▶ Exercise
Go through the entries and say how many lines contain the string "percent". The number is the whole answer.

=== Records for this exercise ===

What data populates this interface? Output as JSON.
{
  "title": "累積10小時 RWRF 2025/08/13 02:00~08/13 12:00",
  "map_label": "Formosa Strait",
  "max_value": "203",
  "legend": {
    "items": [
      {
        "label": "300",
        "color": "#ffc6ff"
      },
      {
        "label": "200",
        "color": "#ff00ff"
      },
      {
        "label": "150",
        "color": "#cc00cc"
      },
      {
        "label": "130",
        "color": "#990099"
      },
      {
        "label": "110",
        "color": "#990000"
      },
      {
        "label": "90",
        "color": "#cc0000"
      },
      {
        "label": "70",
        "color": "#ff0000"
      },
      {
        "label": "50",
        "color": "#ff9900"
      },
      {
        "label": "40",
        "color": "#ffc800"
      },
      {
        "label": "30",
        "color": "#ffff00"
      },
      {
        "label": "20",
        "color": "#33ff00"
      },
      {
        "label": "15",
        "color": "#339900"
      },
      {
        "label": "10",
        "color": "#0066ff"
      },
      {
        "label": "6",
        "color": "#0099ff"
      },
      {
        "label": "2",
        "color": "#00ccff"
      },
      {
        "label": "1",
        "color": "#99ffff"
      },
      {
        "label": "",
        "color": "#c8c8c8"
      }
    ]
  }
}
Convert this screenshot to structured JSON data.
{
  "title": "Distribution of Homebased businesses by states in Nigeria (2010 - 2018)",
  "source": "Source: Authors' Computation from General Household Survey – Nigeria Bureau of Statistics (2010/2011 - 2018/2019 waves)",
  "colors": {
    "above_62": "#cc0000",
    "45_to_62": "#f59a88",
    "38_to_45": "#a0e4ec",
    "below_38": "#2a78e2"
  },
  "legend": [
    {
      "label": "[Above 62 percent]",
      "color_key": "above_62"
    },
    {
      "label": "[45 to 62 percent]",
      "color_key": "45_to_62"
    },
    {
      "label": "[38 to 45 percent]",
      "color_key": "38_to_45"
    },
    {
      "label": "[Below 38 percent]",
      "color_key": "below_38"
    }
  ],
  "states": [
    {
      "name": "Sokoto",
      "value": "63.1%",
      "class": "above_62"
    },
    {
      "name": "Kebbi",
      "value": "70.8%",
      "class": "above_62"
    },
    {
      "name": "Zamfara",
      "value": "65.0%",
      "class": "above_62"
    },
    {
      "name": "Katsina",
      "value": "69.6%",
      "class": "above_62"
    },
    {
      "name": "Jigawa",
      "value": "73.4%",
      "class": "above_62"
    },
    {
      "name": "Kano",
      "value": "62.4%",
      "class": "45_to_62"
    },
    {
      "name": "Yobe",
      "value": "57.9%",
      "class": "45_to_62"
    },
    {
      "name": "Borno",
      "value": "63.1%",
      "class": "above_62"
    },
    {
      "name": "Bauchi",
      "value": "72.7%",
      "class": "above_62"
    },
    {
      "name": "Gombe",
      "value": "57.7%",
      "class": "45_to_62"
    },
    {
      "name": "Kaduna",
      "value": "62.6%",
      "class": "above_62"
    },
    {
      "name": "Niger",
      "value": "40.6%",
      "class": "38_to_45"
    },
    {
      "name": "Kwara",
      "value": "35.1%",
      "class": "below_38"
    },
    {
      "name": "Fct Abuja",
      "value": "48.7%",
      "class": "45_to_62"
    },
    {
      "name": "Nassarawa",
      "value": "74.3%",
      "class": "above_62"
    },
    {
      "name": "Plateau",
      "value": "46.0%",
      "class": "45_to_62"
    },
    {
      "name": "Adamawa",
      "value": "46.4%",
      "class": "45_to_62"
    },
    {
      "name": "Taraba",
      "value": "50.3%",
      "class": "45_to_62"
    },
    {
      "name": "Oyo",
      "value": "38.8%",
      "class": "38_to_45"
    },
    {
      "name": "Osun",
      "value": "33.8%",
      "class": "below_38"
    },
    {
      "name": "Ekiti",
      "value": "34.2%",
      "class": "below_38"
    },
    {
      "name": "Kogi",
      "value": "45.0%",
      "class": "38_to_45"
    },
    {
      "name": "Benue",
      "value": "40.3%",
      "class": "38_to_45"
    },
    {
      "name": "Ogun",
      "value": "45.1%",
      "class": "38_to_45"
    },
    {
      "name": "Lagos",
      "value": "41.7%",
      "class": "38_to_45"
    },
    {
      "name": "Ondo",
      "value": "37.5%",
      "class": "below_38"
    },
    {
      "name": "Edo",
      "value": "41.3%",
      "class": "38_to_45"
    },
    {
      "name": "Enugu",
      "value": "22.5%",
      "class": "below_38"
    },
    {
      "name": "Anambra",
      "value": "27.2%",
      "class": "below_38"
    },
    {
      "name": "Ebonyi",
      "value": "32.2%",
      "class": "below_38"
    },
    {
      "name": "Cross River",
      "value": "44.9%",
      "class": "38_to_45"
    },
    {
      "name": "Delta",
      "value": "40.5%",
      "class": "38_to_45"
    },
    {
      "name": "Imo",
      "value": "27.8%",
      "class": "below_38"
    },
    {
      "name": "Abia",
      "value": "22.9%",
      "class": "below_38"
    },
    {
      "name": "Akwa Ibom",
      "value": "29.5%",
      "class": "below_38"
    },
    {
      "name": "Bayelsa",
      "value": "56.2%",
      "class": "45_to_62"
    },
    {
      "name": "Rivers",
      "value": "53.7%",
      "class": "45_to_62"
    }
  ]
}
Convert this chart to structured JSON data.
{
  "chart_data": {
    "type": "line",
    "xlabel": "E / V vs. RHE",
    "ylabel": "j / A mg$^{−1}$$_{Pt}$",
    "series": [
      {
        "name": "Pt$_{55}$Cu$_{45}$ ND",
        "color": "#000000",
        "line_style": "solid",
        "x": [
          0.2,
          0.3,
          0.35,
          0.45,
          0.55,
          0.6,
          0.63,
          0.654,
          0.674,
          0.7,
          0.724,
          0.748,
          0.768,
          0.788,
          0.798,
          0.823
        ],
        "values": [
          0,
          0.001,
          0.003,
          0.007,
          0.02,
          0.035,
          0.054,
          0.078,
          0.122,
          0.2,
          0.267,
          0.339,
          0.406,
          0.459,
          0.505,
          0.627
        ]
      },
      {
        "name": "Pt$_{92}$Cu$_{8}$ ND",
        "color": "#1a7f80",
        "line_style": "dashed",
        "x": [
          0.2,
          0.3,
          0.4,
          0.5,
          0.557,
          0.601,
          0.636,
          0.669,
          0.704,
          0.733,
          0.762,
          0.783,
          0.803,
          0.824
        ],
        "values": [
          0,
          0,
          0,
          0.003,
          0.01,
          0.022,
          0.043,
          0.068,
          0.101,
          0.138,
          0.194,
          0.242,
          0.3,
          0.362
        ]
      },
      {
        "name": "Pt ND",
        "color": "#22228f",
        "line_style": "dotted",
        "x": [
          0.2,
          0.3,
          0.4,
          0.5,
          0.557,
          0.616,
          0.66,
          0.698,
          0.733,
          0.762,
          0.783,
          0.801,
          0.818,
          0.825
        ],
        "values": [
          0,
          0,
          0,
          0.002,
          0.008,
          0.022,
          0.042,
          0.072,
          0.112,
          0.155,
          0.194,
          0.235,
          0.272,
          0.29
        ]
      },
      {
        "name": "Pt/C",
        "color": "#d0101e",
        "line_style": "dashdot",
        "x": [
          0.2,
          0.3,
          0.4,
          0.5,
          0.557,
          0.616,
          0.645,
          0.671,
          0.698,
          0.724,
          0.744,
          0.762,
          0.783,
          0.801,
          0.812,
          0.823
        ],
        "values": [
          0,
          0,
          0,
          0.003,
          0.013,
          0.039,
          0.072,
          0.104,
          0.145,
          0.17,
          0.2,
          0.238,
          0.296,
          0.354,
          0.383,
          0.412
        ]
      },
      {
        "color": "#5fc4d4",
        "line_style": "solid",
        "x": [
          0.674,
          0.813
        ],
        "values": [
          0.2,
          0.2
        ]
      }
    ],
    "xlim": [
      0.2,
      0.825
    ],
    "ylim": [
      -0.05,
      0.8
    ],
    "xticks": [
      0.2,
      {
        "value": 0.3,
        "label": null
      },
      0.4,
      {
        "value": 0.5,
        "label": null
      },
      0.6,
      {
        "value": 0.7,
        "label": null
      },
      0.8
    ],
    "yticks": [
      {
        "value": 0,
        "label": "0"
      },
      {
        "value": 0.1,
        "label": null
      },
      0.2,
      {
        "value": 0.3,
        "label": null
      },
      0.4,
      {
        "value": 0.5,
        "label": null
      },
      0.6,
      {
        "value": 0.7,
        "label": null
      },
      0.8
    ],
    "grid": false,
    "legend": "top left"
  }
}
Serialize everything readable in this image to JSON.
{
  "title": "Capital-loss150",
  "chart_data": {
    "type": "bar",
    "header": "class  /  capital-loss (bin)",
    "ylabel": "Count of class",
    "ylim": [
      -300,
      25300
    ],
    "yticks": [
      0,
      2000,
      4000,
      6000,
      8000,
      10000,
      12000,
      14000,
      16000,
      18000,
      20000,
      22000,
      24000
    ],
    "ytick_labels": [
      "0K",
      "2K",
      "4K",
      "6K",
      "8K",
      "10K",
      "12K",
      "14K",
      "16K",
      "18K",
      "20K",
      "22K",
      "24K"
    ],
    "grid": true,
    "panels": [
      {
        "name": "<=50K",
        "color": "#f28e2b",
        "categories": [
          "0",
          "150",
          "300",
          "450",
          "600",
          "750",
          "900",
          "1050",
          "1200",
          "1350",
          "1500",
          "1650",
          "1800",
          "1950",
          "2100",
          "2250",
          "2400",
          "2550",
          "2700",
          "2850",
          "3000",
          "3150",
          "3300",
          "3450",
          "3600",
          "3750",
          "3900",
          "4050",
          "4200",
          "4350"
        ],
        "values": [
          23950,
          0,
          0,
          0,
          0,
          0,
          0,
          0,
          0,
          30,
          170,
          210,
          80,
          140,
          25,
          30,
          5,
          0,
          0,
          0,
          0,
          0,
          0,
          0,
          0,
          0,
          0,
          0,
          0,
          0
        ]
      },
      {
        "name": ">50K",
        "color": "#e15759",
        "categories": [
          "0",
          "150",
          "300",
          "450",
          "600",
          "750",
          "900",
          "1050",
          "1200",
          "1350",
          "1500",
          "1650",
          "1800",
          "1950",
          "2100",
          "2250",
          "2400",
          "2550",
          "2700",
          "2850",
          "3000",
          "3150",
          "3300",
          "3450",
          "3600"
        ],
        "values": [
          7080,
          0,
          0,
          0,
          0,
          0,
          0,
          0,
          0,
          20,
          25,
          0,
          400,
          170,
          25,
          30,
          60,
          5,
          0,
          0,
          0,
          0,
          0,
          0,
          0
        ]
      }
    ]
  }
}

===

▶ Expected answer
4